## Requirement:
Reproduce the data below in full and exclude every picture.

## Entries:

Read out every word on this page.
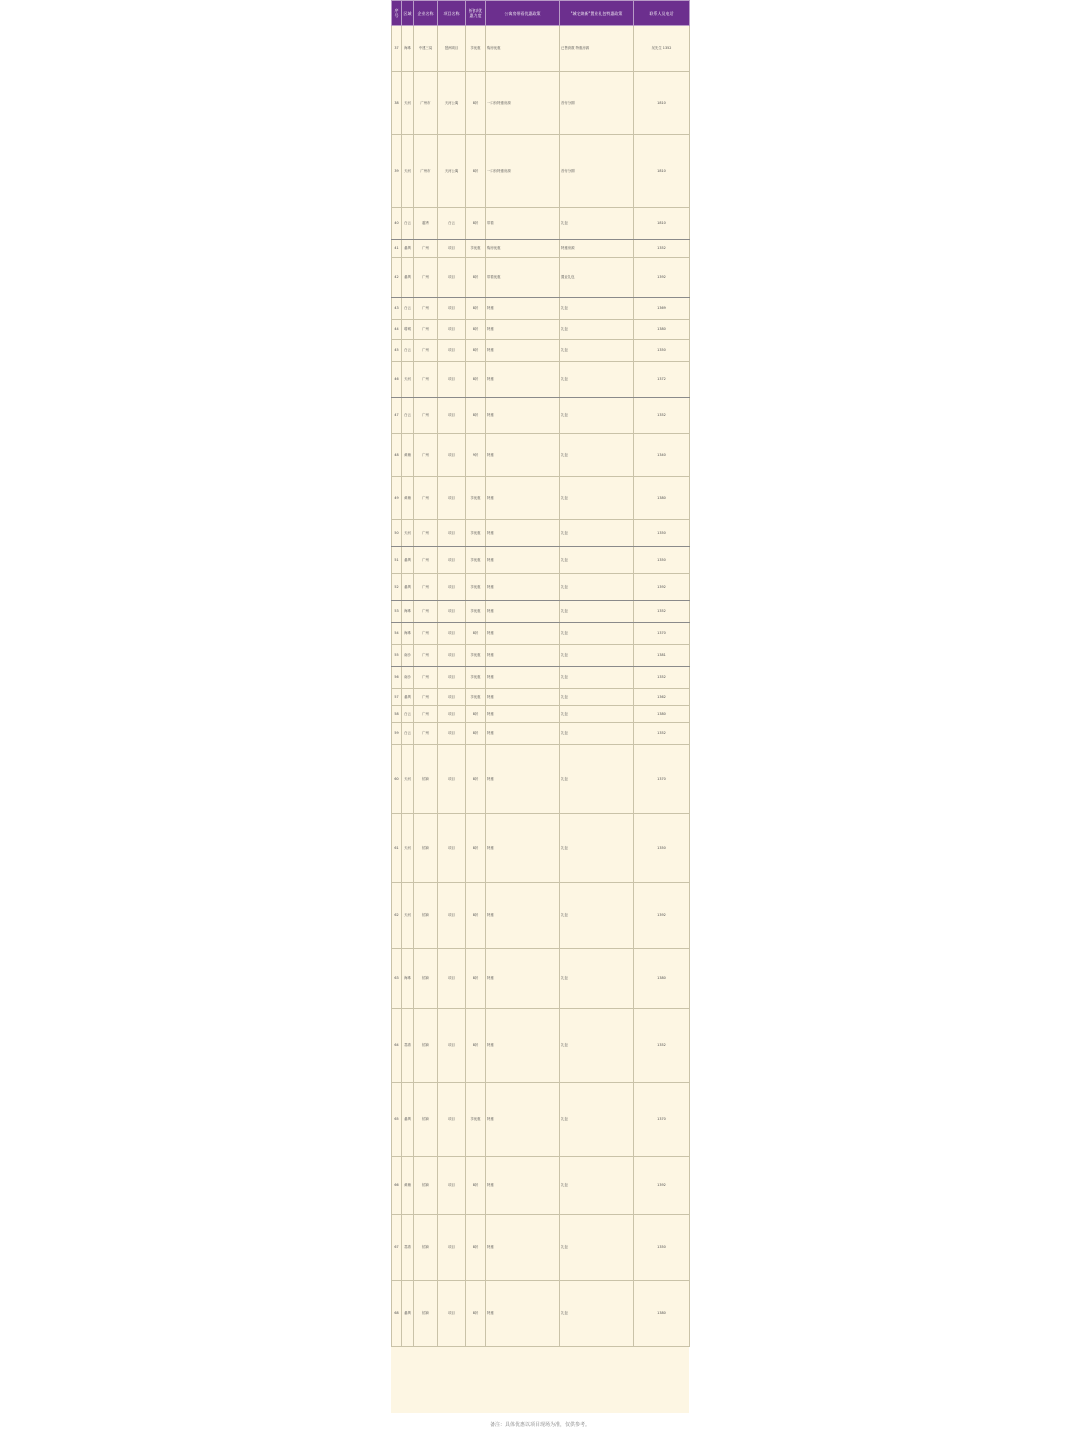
序号	区域	企业名称	项目名称	折扣/优惠力度	公寓房带看优惠政策	"城宅焕新"置业礼包特惠政策	联系人及电话
37	海珠	中建三局	琶洲项目	享优惠	购房优惠	已售套数 特惠房源	吴先生 1352
38	天河	广州市	天河公寓	8折	一口价特惠房源	首付分期	1810
39	天河	广州市	天河公寓	8折	一口价特惠房源	首付分期	1810
40	白云	越秀	白云	8折	带看	礼包	1810
41	番禺	广州	项目	享优惠	购房优惠	特惠房源	1352
42	番禺	广州	项目	8折	带看优惠	置业礼包	1392
43	白云	广州	项目	8折	特惠	礼包	1369
44	增城	广州	项目	8折	特惠	礼包	1380
45	白云	广州	项目	8折	特惠	礼包	1350
46	天河	广州	项目	8折	特惠	礼包	1372
47	白云	广州	项目	8折	特惠	礼包	1352
48	黄埔	广州	项目	9折	特惠	礼包	1340
49	黄埔	广州	项目	享优惠	特惠	礼包	1380
50	天河	广州	项目	享优惠	特惠	礼包	1350
51	番禺	广州	项目	享优惠	特惠	礼包	1350
52	番禺	广州	项目	享优惠	特惠	礼包	1392
53	海珠	广州	项目	享优惠	特惠	礼包	1352
54	海珠	广州	项目	8折	特惠	礼包	1370
55	南沙	广州	项目	享优惠	特惠	礼包	1381
56	南沙	广州	项目	享优惠	特惠	礼包	1352
57	番禺	广州	项目	享优惠	特惠	礼包	1362
58	白云	广州	项目	8折	特惠	礼包	1380
59	白云	广州	项目	8折	特惠	礼包	1352
60	天河	招商	项目	8折	特惠	礼包	1370
61	天河	招商	项目	8折	特惠	礼包	1350
62	天河	招商	项目	8折	特惠	礼包	1392
63	海珠	招商	项目	8折	特惠	礼包	1380
64	荔湾	招商	项目	8折	特惠	礼包	1352
65	番禺	招商	项目	享优惠	特惠	礼包	1370
66	黄埔	招商	项目	8折	特惠	礼包	1392
67	荔湾	招商	项目	8折	特惠	礼包	1350
68	番禺	招商	项目	8折	特惠	礼包	1380
备注：具体优惠以项目现场为准，仅供参考。
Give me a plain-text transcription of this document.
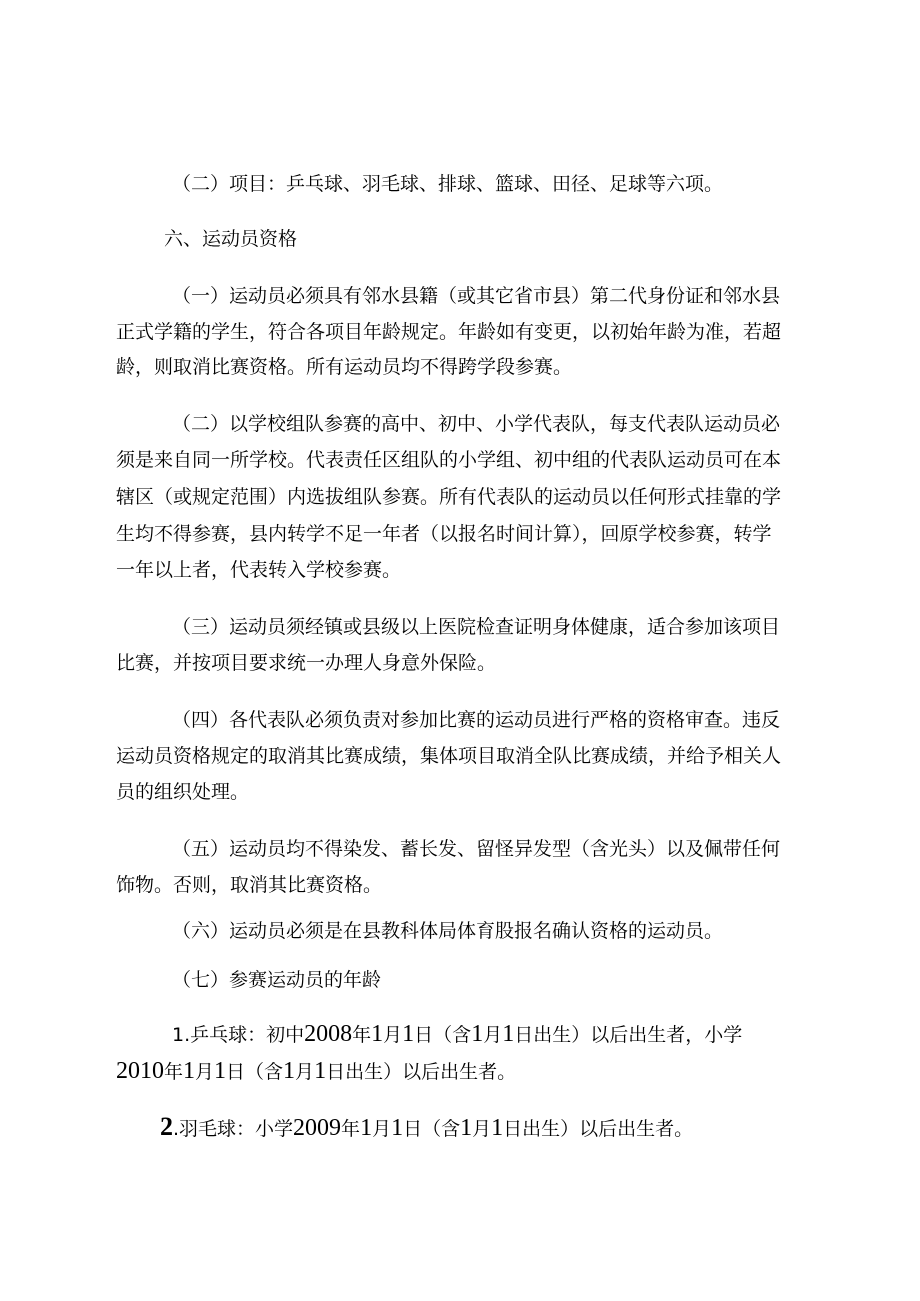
（二）项目：乒乓球、羽毛球、排球、篮球、田径、足球等六项。
六、运动员资格
（一）运动员必须具有邻水县籍（或其它省市县）第二代身份证和邻水县
正式学籍的学生，符合各项目年龄规定。年龄如有变更，以初始年龄为准，若超
龄，则取消比赛资格。所有运动员均不得跨学段参赛。
（二）以学校组队参赛的高中、初中、小学代表队，每支代表队运动员必
须是来自同一所学校。代表责任区组队的小学组、初中组的代表队运动员可在本
辖区（或规定范围）内选拔组队参赛。所有代表队的运动员以任何形式挂靠的学
生均不得参赛，县内转学不足一年者（以报名时间计算），回原学校参赛，转学
一年以上者，代表转入学校参赛。
（三）运动员须经镇或县级以上医院检查证明身体健康，适合参加该项目
比赛，并按项目要求统一办理人身意外保险。
（四）各代表队必须负责对参加比赛的运动员进行严格的资格审查。违反
运动员资格规定的取消其比赛成绩，集体项目取消全队比赛成绩，并给予相关人
员的组织处理。
（五）运动员均不得染发、蓄长发、留怪异发型（含光头）以及佩带任何
饰物。否则，取消其比赛资格。
（六）运动员必须是在县教科体局体育股报名确认资格的运动员。
（七）参赛运动员的年龄
1.乒乓球：初中2008年1月1日（含1月1日出生）以后出生者，小学
2010年1月1日（含1月1日出生）以后出生者。
2.羽毛球：小学2009年1月1日（含1月1日出生）以后出生者。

## Solution to the problem:
Read out every word on this page.
序号	区域	企业名称	项目名称	折扣/优惠力度	公寓房带看优惠政策	"城宅焕新"置业礼包特惠政策	联系人及电话
37	海珠	中建三局	琶洲项目	享优惠	购房优惠	已售套数 特惠房源	吴先生 1352
38	天河	广州市	天河公寓	8折	一口价特惠房源	首付分期	1810
39	天河	广州市	天河公寓	8折	一口价特惠房源	首付分期	1810
40	白云	越秀	白云	8折	带看	礼包	1810
41	番禺	广州	项目	享优惠	购房优惠	特惠房源	1352
42	番禺	广州	项目	8折	带看优惠	置业礼包	1392
43	白云	广州	项目	8折	特惠	礼包	1369
44	增城	广州	项目	8折	特惠	礼包	1380
45	白云	广州	项目	8折	特惠	礼包	1350
46	天河	广州	项目	8折	特惠	礼包	1372
47	白云	广州	项目	8折	特惠	礼包	1352
48	黄埔	广州	项目	9折	特惠	礼包	1340
49	黄埔	广州	项目	享优惠	特惠	礼包	1380
50	天河	广州	项目	享优惠	特惠	礼包	1350
51	番禺	广州	项目	享优惠	特惠	礼包	1350
52	番禺	广州	项目	享优惠	特惠	礼包	1392
53	海珠	广州	项目	享优惠	特惠	礼包	1352
54	海珠	广州	项目	8折	特惠	礼包	1370
55	南沙	广州	项目	享优惠	特惠	礼包	1381
56	南沙	广州	项目	享优惠	特惠	礼包	1352
57	番禺	广州	项目	享优惠	特惠	礼包	1362
58	白云	广州	项目	8折	特惠	礼包	1380
59	白云	广州	项目	8折	特惠	礼包	1352
60	天河	招商	项目	8折	特惠	礼包	1370
61	天河	招商	项目	8折	特惠	礼包	1350
62	天河	招商	项目	8折	特惠	礼包	1392
63	海珠	招商	项目	8折	特惠	礼包	1380
64	荔湾	招商	项目	8折	特惠	礼包	1352
65	番禺	招商	项目	享优惠	特惠	礼包	1370
66	黄埔	招商	项目	8折	特惠	礼包	1392
67	荔湾	招商	项目	8折	特惠	礼包	1350
68	番禺	招商	项目	8折	特惠	礼包	1380
备注：具体优惠以项目现场为准，仅供参考。
Give me a plain-text transcription of this document.
（二）项目：乒乓球、羽毛球、排球、篮球、田径、足球等六项。
六、运动员资格
（一）运动员必须具有邻水县籍（或其它省市县）第二代身份证和邻水县
正式学籍的学生，符合各项目年龄规定。年龄如有变更，以初始年龄为准，若超
龄，则取消比赛资格。所有运动员均不得跨学段参赛。
（二）以学校组队参赛的高中、初中、小学代表队，每支代表队运动员必
须是来自同一所学校。代表责任区组队的小学组、初中组的代表队运动员可在本
辖区（或规定范围）内选拔组队参赛。所有代表队的运动员以任何形式挂靠的学
生均不得参赛，县内转学不足一年者（以报名时间计算），回原学校参赛，转学
一年以上者，代表转入学校参赛。
（三）运动员须经镇或县级以上医院检查证明身体健康，适合参加该项目
比赛，并按项目要求统一办理人身意外保险。
（四）各代表队必须负责对参加比赛的运动员进行严格的资格审查。违反
运动员资格规定的取消其比赛成绩，集体项目取消全队比赛成绩，并给予相关人
员的组织处理。
（五）运动员均不得染发、蓄长发、留怪异发型（含光头）以及佩带任何
饰物。否则，取消其比赛资格。
（六）运动员必须是在县教科体局体育股报名确认资格的运动员。
（七）参赛运动员的年龄
1.乒乓球：初中2008年1月1日（含1月1日出生）以后出生者，小学
2010年1月1日（含1月1日出生）以后出生者。
2.羽毛球：小学2009年1月1日（含1月1日出生）以后出生者。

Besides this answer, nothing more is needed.